◆ WHAT NEEDS TO BE DONE
Every line of the listing must be reproduced as it stands. Leave the images behind.

Saved entries:
* * * *

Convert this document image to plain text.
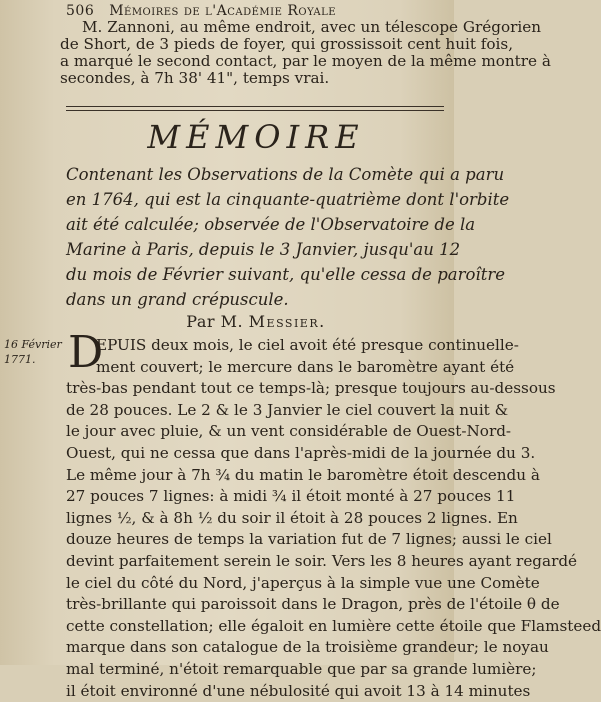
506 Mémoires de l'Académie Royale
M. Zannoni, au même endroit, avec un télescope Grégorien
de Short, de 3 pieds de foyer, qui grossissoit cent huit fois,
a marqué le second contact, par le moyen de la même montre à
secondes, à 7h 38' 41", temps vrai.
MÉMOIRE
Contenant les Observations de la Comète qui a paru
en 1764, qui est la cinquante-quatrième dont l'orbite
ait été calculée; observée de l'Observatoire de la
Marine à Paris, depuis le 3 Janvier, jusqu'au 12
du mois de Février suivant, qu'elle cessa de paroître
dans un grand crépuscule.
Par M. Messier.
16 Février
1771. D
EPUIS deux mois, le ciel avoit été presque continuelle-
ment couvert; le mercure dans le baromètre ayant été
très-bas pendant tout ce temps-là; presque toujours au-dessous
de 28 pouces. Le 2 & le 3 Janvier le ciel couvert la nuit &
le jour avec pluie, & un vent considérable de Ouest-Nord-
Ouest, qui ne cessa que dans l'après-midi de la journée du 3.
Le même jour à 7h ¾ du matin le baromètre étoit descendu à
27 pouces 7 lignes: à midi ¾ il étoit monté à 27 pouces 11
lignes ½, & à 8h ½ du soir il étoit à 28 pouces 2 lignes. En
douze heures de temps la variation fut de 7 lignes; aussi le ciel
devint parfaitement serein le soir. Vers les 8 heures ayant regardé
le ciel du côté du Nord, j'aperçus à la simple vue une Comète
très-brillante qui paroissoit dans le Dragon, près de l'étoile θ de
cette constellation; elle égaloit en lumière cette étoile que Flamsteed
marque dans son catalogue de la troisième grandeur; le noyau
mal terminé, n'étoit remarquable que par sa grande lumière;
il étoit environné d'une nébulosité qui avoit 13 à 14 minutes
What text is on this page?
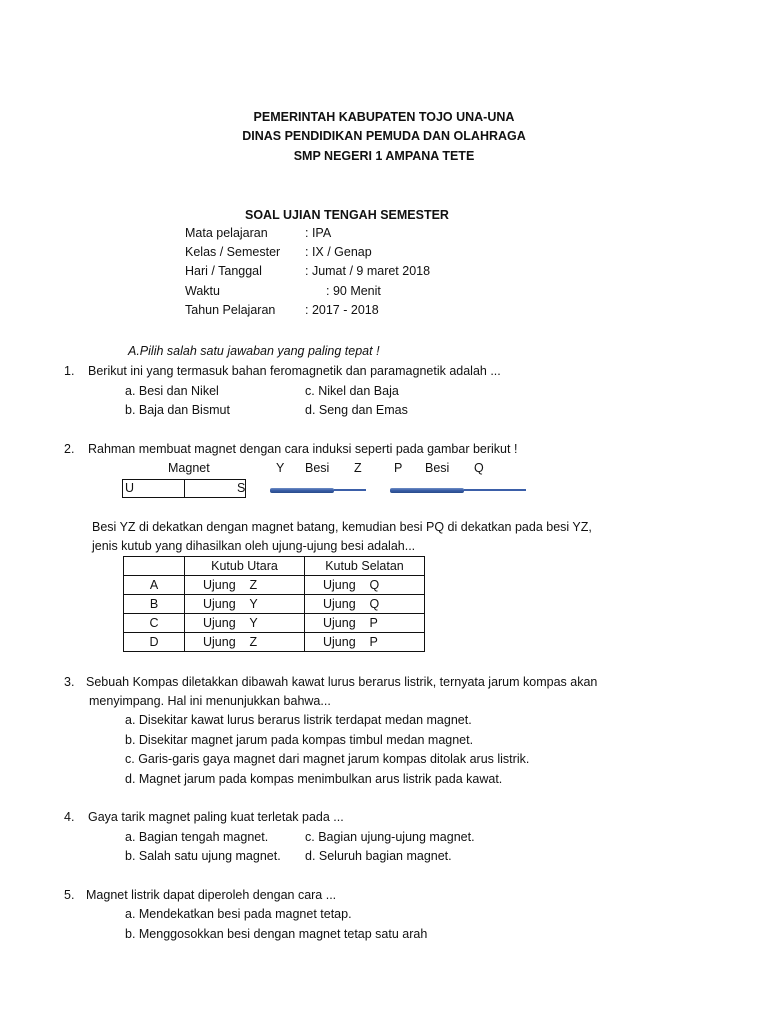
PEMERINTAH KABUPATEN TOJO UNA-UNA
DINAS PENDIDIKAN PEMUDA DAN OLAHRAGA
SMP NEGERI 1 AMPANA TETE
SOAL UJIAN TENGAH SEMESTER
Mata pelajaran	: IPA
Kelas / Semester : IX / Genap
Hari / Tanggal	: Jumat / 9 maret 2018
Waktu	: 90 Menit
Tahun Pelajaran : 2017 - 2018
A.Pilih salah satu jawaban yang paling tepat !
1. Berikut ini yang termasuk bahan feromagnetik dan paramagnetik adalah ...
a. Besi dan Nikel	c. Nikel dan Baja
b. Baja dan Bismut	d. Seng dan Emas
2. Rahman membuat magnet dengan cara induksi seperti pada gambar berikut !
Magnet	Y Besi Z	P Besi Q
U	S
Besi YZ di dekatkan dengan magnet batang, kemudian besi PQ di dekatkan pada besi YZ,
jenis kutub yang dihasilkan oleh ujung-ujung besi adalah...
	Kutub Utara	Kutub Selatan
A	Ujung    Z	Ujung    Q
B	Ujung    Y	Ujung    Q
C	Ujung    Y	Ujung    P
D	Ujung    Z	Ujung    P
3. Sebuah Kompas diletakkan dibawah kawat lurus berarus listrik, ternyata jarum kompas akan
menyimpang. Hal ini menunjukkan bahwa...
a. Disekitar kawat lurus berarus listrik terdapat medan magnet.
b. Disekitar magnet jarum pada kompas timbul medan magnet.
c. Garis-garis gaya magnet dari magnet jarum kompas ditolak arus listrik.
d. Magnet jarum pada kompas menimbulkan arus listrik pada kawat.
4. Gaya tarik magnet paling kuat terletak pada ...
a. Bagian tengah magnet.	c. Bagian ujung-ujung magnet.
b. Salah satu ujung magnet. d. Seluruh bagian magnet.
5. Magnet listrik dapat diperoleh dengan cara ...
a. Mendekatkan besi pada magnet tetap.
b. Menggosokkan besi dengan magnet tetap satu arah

* * * *

◆ TASK SOLUTION
Convert this document image to plain text.
506 Mémoires de l'Académie Royale
M. Zannoni, au même endroit, avec un télescope Grégorien
de Short, de 3 pieds de foyer, qui grossissoit cent huit fois,
a marqué le second contact, par le moyen de la même montre à
secondes, à 7h 38' 41", temps vrai.
MÉMOIRE
Contenant les Observations de la Comète qui a paru
en 1764, qui est la cinquante-quatrième dont l'orbite
ait été calculée; observée de l'Observatoire de la
Marine à Paris, depuis le 3 Janvier, jusqu'au 12
du mois de Février suivant, qu'elle cessa de paroître
dans un grand crépuscule.
Par M. Messier.
16 Février
1771. D
EPUIS deux mois, le ciel avoit été presque continuelle-
ment couvert; le mercure dans le baromètre ayant été
très-bas pendant tout ce temps-là; presque toujours au-dessous
de 28 pouces. Le 2 & le 3 Janvier le ciel couvert la nuit &
le jour avec pluie, & un vent considérable de Ouest-Nord-
Ouest, qui ne cessa que dans l'après-midi de la journée du 3.
Le même jour à 7h ¾ du matin le baromètre étoit descendu à
27 pouces 7 lignes: à midi ¾ il étoit monté à 27 pouces 11
lignes ½, & à 8h ½ du soir il étoit à 28 pouces 2 lignes. En
douze heures de temps la variation fut de 7 lignes; aussi le ciel
devint parfaitement serein le soir. Vers les 8 heures ayant regardé
le ciel du côté du Nord, j'aperçus à la simple vue une Comète
très-brillante qui paroissoit dans le Dragon, près de l'étoile θ de
cette constellation; elle égaloit en lumière cette étoile que Flamsteed
marque dans son catalogue de la troisième grandeur; le noyau
mal terminé, n'étoit remarquable que par sa grande lumière;
il étoit environné d'une nébulosité qui avoit 13 à 14 minutes
What text is on this page?
PEMERINTAH KABUPATEN TOJO UNA-UNA
DINAS PENDIDIKAN PEMUDA DAN OLAHRAGA
SMP NEGERI 1 AMPANA TETE
SOAL UJIAN TENGAH SEMESTER
Mata pelajaran	: IPA
Kelas / Semester : IX / Genap
Hari / Tanggal	: Jumat / 9 maret 2018
Waktu	: 90 Menit
Tahun Pelajaran : 2017 - 2018
A.Pilih salah satu jawaban yang paling tepat !
1. Berikut ini yang termasuk bahan feromagnetik dan paramagnetik adalah ...
a. Besi dan Nikel	c. Nikel dan Baja
b. Baja dan Bismut	d. Seng dan Emas
2. Rahman membuat magnet dengan cara induksi seperti pada gambar berikut !
Magnet	Y Besi Z	P Besi Q
U	S
Besi YZ di dekatkan dengan magnet batang, kemudian besi PQ di dekatkan pada besi YZ,
jenis kutub yang dihasilkan oleh ujung-ujung besi adalah...
	Kutub Utara	Kutub Selatan
A	Ujung    Z	Ujung    Q
B	Ujung    Y	Ujung    Q
C	Ujung    Y	Ujung    P
D	Ujung    Z	Ujung    P
3. Sebuah Kompas diletakkan dibawah kawat lurus berarus listrik, ternyata jarum kompas akan
menyimpang. Hal ini menunjukkan bahwa...
a. Disekitar kawat lurus berarus listrik terdapat medan magnet.
b. Disekitar magnet jarum pada kompas timbul medan magnet.
c. Garis-garis gaya magnet dari magnet jarum kompas ditolak arus listrik.
d. Magnet jarum pada kompas menimbulkan arus listrik pada kawat.
4. Gaya tarik magnet paling kuat terletak pada ...
a. Bagian tengah magnet.	c. Bagian ujung-ujung magnet.
b. Salah satu ujung magnet. d. Seluruh bagian magnet.
5. Magnet listrik dapat diperoleh dengan cara ...
a. Mendekatkan besi pada magnet tetap.
b. Menggosokkan besi dengan magnet tetap satu arah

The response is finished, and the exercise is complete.